▶ [Exercise]: Transcribe the records below exactly as they appear, omitting any pictures.

[Collection entries]
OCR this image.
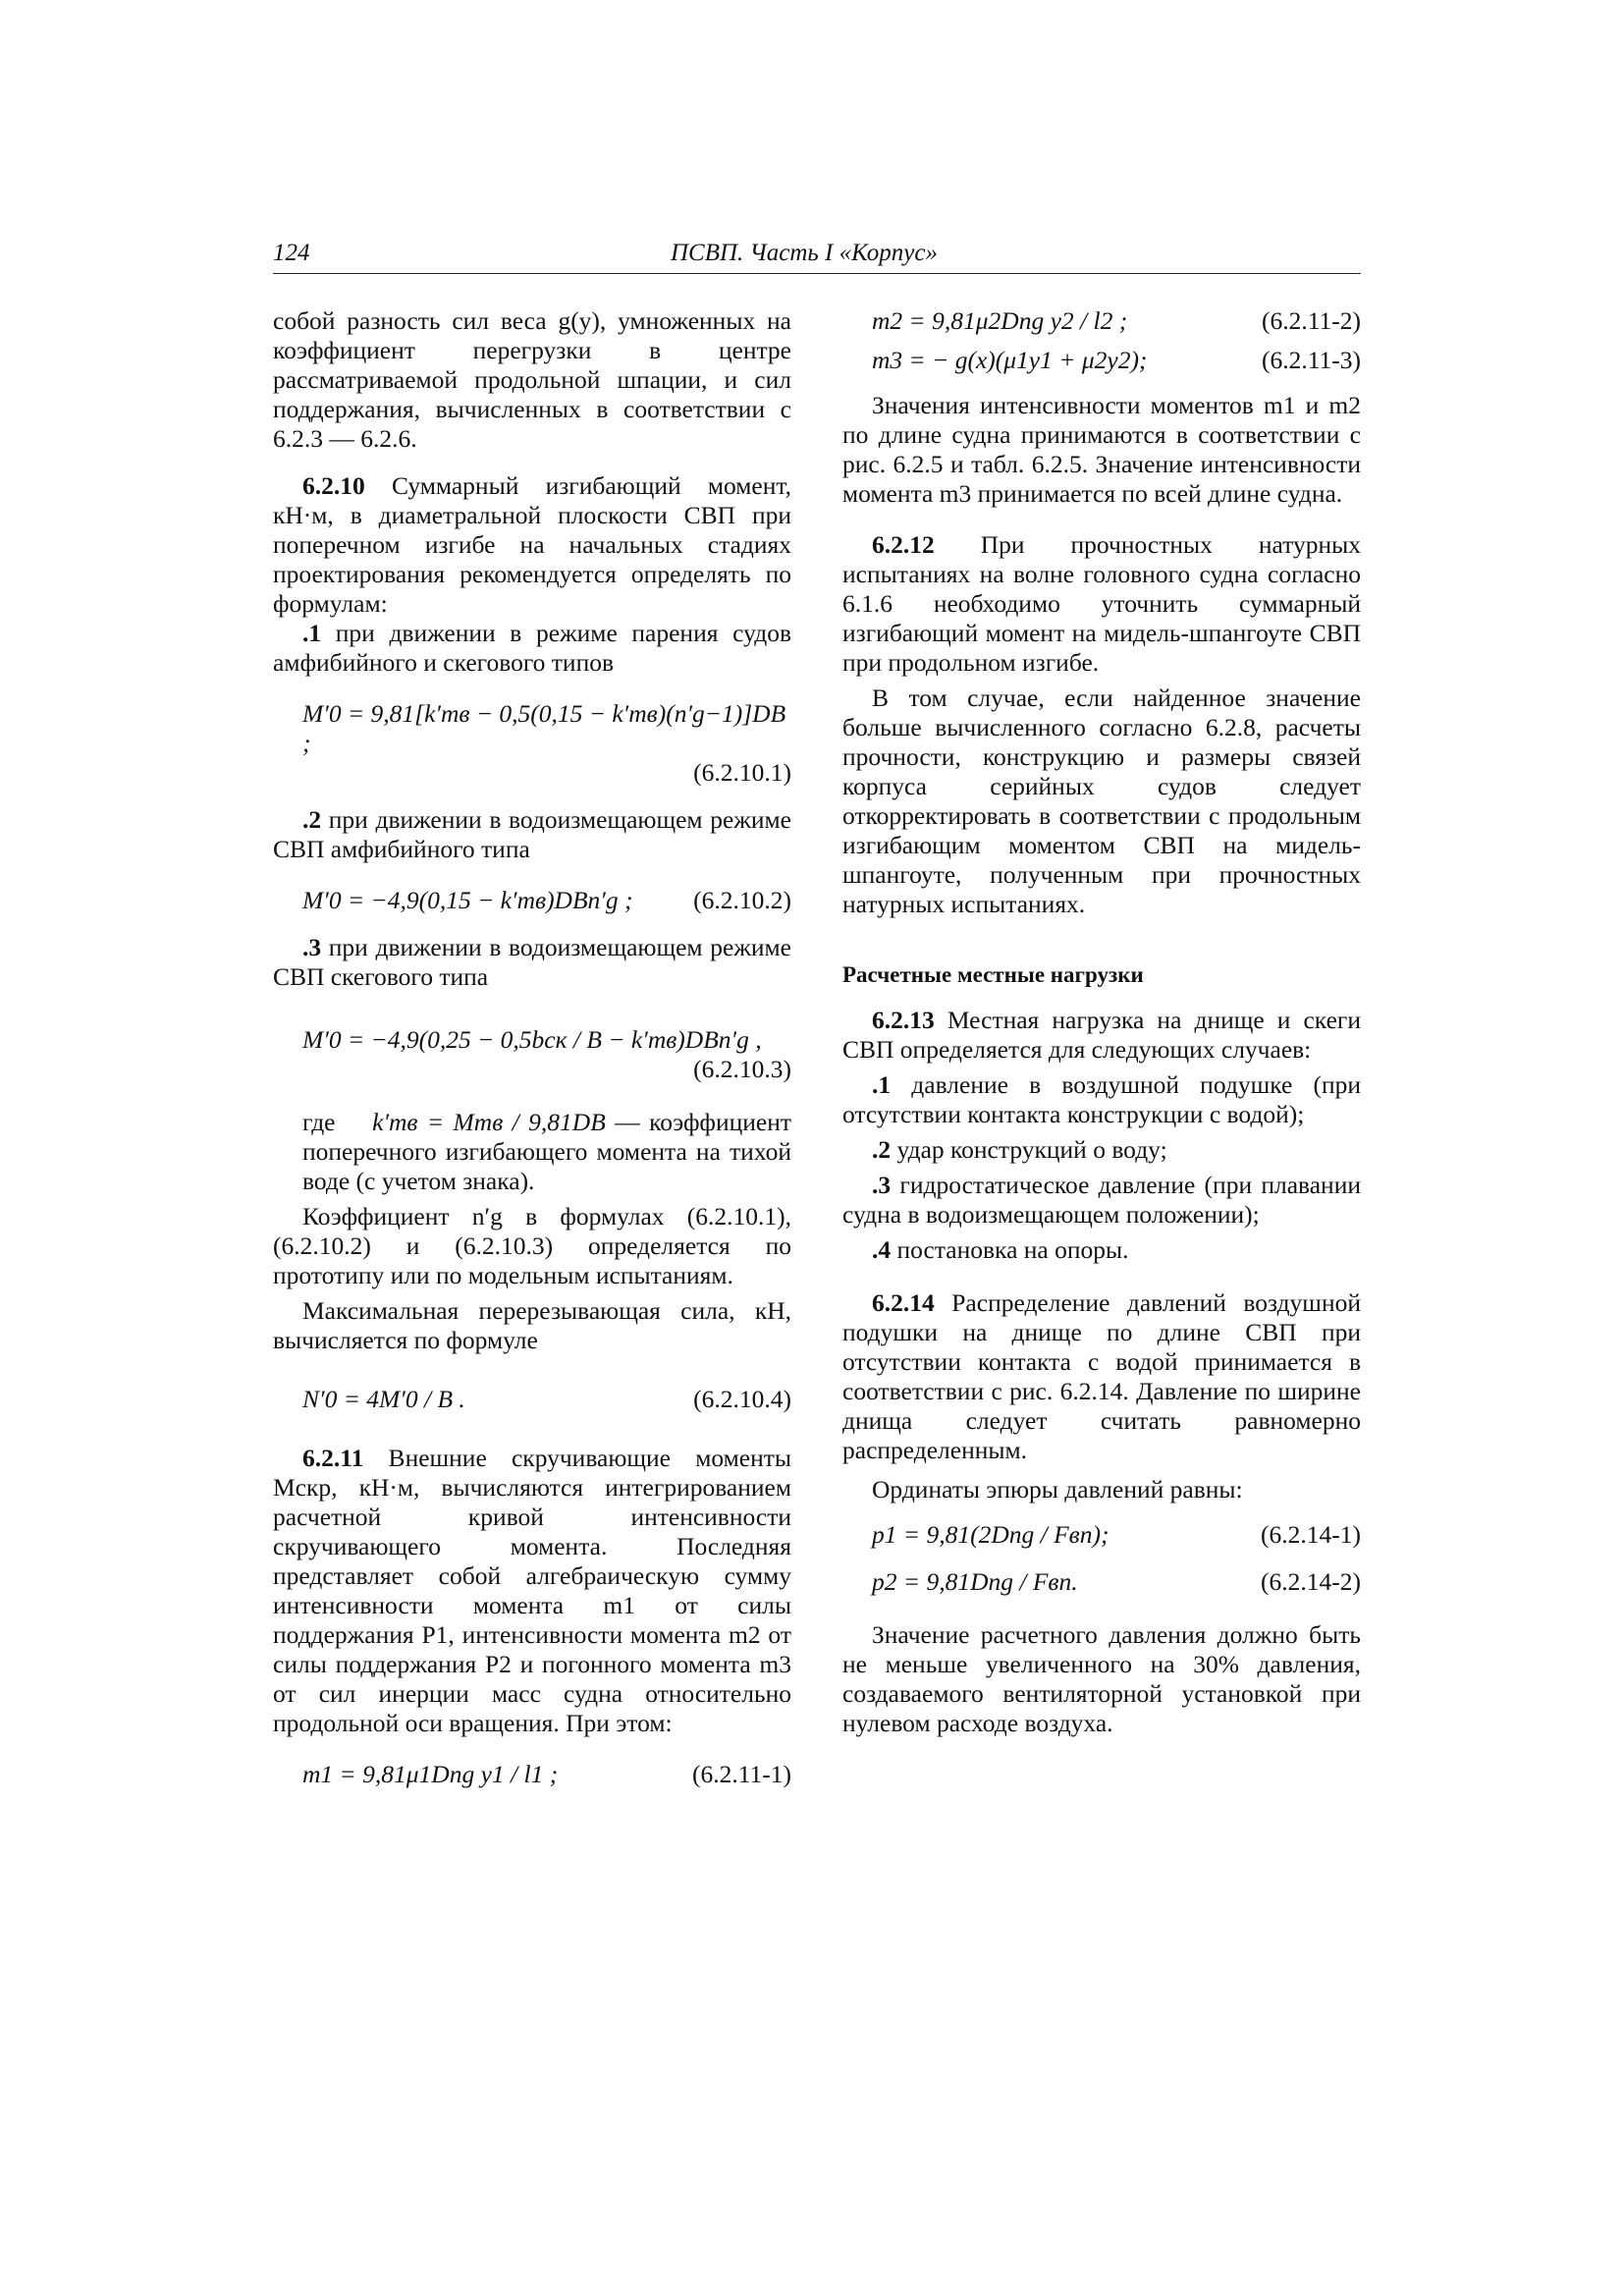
124	ПСВП. Часть I «Корпус»

собой разность сил веса g(y), умноженных на коэффициент перегрузки в центре рассматриваемой продольной шпации, и сил поддержания, вычисленных в соответствии с 6.2.3 — 6.2.6.

6.2.10 Суммарный изгибающий момент, кН·м, в диаметральной плоскости СВП при поперечном изгибе на начальных стадиях проектирования рекомендуется определять по формулам:

.1 при движении в режиме парения судов амфибийного и скегового типов

M′0 = 9,81[k′тв − 0,5(0,15 − k′тв)(n′g−1)]DB ;
(6.2.10.1)

.2 при движении в водоизмещающем режиме СВП амфибийного типа

M′0 = −4,9(0,15 − k′тв)DBn′g ; (6.2.10.2)

.3 при движении в водоизмещающем режиме СВП скегового типа

M′0 = −4,9(0,25 − 0,5bск / B − k′тв)DBn′g ,
(6.2.10.3)

где k′тв = Mтв / 9,81DB — коэффициент поперечного изгибающего момента на тихой воде (с учетом знака).

Коэффициент n′g в формулах (6.2.10.1), (6.2.10.2) и (6.2.10.3) определяется по прототипу или по модельным испытаниям.

Максимальная перерезывающая сила, кН, вычисляется по формуле

N′0 = 4M′0 / B .	(6.2.10.4)

6.2.11 Внешние скручивающие моменты Mскр, кН·м, вычисляются интегрированием расчетной кривой интенсивности скручивающего момента. Последняя представляет собой алгебраическую сумму интенсивности момента m1 от силы поддержания P1, интенсивности момента m2 от силы поддержания P2 и погонного момента m3 от сил инерции масс судна относительно продольной оси вращения. При этом:

m1 = 9,81μ1Dng y1 / l1 ;	(6.2.11-1)
m2 = 9,81μ2Dng y2 / l2 ;	(6.2.11-2)
m3 = − g(x)(μ1y1 + μ2y2);	(6.2.11-3)

Значения интенсивности моментов m1 и m2 по длине судна принимаются в соответствии с рис. 6.2.5 и табл. 6.2.5. Значение интенсивности момента m3 принимается по всей длине судна.

6.2.12 При прочностных натурных испытаниях на волне головного судна согласно 6.1.6 необходимо уточнить суммарный изгибающий момент на мидель-шпангоуте СВП при продольном изгибе.

В том случае, если найденное значение больше вычисленного согласно 6.2.8, расчеты прочности, конструкцию и размеры связей корпуса серийных судов следует откорректировать в соответствии с продольным изгибающим моментом СВП на мидель-шпангоуте, полученным при прочностных натурных испытаниях.

Расчетные местные нагрузки

6.2.13 Местная нагрузка на днище и скеги СВП определяется для следующих случаев:

.1 давление в воздушной подушке (при отсутствии контакта конструкции с водой);

.2 удар конструкций о воду;

.3 гидростатическое давление (при плавании судна в водоизмещающем положении);

.4 постановка на опоры.

6.2.14 Распределение давлений воздушной подушки на днище по длине СВП при отсутствии контакта с водой принимается в соответствии с рис. 6.2.14. Давление по ширине днища следует считать равномерно распределенным.

Ординаты эпюры давлений равны:

p1 = 9,81(2Dng / Fвп);	(6.2.14-1)
p2 = 9,81Dng / Fвп.	(6.2.14-2)

Значение расчетного давления должно быть не меньше увеличенного на 30% давления, создаваемого вентиляторной установкой при нулевом расходе воздуха.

▶ [Written answer]:
OCR this image.
124	ПСВП. Часть I «Корпус»

собой разность сил веса g(y), умноженных на коэффициент перегрузки в центре рассматриваемой продольной шпации, и сил поддержания, вычисленных в соответствии с 6.2.3 — 6.2.6.

6.2.10 Суммарный изгибающий момент, кН·м, в диаметральной плоскости СВП при поперечном изгибе на начальных стадиях проектирования рекомендуется определять по формулам:

.1 при движении в режиме парения судов амфибийного и скегового типов

M′0 = 9,81[k′тв − 0,5(0,15 − k′тв)(n′g−1)]DB ;
(6.2.10.1)

.2 при движении в водоизмещающем режиме СВП амфибийного типа

M′0 = −4,9(0,15 − k′тв)DBn′g ; (6.2.10.2)

.3 при движении в водоизмещающем режиме СВП скегового типа

M′0 = −4,9(0,25 − 0,5bск / B − k′тв)DBn′g ,
(6.2.10.3)

где k′тв = Mтв / 9,81DB — коэффициент поперечного изгибающего момента на тихой воде (с учетом знака).

Коэффициент n′g в формулах (6.2.10.1), (6.2.10.2) и (6.2.10.3) определяется по прототипу или по модельным испытаниям.

Максимальная перерезывающая сила, кН, вычисляется по формуле

N′0 = 4M′0 / B .	(6.2.10.4)

6.2.11 Внешние скручивающие моменты Mскр, кН·м, вычисляются интегрированием расчетной кривой интенсивности скручивающего момента. Последняя представляет собой алгебраическую сумму интенсивности момента m1 от силы поддержания P1, интенсивности момента m2 от силы поддержания P2 и погонного момента m3 от сил инерции масс судна относительно продольной оси вращения. При этом:

m1 = 9,81μ1Dng y1 / l1 ;	(6.2.11-1)
m2 = 9,81μ2Dng y2 / l2 ;	(6.2.11-2)
m3 = − g(x)(μ1y1 + μ2y2);	(6.2.11-3)

Значения интенсивности моментов m1 и m2 по длине судна принимаются в соответствии с рис. 6.2.5 и табл. 6.2.5. Значение интенсивности момента m3 принимается по всей длине судна.

6.2.12 При прочностных натурных испытаниях на волне головного судна согласно 6.1.6 необходимо уточнить суммарный изгибающий момент на мидель-шпангоуте СВП при продольном изгибе.

В том случае, если найденное значение больше вычисленного согласно 6.2.8, расчеты прочности, конструкцию и размеры связей корпуса серийных судов следует откорректировать в соответствии с продольным изгибающим моментом СВП на мидель-шпангоуте, полученным при прочностных натурных испытаниях.

Расчетные местные нагрузки

6.2.13 Местная нагрузка на днище и скеги СВП определяется для следующих случаев:

.1 давление в воздушной подушке (при отсутствии контакта конструкции с водой);

.2 удар конструкций о воду;

.3 гидростатическое давление (при плавании судна в водоизмещающем положении);

.4 постановка на опоры.

6.2.14 Распределение давлений воздушной подушки на днище по длине СВП при отсутствии контакта с водой принимается в соответствии с рис. 6.2.14. Давление по ширине днища следует считать равномерно распределенным.

Ординаты эпюры давлений равны:

p1 = 9,81(2Dng / Fвп);	(6.2.14-1)
p2 = 9,81Dng / Fвп.	(6.2.14-2)

Значение расчетного давления должно быть не меньше увеличенного на 30% давления, создаваемого вентиляторной установкой при нулевом расходе воздуха.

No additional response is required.